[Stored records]
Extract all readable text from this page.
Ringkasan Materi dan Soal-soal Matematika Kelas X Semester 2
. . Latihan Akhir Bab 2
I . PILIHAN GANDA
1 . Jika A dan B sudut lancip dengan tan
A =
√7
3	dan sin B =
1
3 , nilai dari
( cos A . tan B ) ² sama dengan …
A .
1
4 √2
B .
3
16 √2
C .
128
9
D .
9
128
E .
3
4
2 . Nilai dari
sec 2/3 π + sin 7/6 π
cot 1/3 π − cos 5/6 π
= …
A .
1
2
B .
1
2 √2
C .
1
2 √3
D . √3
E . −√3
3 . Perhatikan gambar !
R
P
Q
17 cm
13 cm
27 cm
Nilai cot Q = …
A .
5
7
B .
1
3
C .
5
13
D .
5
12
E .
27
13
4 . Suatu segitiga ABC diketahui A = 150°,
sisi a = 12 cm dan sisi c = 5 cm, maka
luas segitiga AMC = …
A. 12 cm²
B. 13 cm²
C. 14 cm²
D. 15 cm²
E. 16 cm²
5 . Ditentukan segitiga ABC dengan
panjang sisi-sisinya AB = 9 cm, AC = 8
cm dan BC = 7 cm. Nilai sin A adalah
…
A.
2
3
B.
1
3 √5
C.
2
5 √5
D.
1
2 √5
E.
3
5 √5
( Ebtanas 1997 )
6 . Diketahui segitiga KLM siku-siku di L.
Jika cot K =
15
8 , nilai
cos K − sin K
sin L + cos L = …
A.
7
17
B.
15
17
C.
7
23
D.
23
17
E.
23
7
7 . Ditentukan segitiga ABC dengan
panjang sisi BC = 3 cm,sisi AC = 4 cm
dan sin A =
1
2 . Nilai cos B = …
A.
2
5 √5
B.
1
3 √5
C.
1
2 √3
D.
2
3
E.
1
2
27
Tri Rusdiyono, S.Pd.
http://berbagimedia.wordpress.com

Work instructions: Give back all the records exactly as they stand.

Full answer:
Extract all readable text from this page.
Ringkasan Materi dan Soal-soal Matematika Kelas X Semester 2
. . Latihan Akhir Bab 2
I . PILIHAN GANDA
1 . Jika A dan B sudut lancip dengan tan
A =
√7
3	dan sin B =
1
3 , nilai dari
( cos A . tan B ) ² sama dengan …
A .
1
4 √2
B .
3
16 √2
C .
128
9
D .
9
128
E .
3
4
2 . Nilai dari
sec 2/3 π + sin 7/6 π
cot 1/3 π − cos 5/6 π
= …
A .
1
2
B .
1
2 √2
C .
1
2 √3
D . √3
E . −√3
3 . Perhatikan gambar !
R
P
Q
17 cm
13 cm
27 cm
Nilai cot Q = …
A .
5
7
B .
1
3
C .
5
13
D .
5
12
E .
27
13
4 . Suatu segitiga ABC diketahui A = 150°,
sisi a = 12 cm dan sisi c = 5 cm, maka
luas segitiga AMC = …
A. 12 cm²
B. 13 cm²
C. 14 cm²
D. 15 cm²
E. 16 cm²
5 . Ditentukan segitiga ABC dengan
panjang sisi-sisinya AB = 9 cm, AC = 8
cm dan BC = 7 cm. Nilai sin A adalah
…
A.
2
3
B.
1
3 √5
C.
2
5 √5
D.
1
2 √5
E.
3
5 √5
( Ebtanas 1997 )
6 . Diketahui segitiga KLM siku-siku di L.
Jika cot K =
15
8 , nilai
cos K − sin K
sin L + cos L = …
A.
7
17
B.
15
17
C.
7
23
D.
23
17
E.
23
7
7 . Ditentukan segitiga ABC dengan
panjang sisi BC = 3 cm,sisi AC = 4 cm
dan sin A =
1
2 . Nilai cos B = …
A.
2
5 √5
B.
1
3 √5
C.
1
2 √3
D.
2
3
E.
1
2
27
Tri Rusdiyono, S.Pd.
http://berbagimedia.wordpress.com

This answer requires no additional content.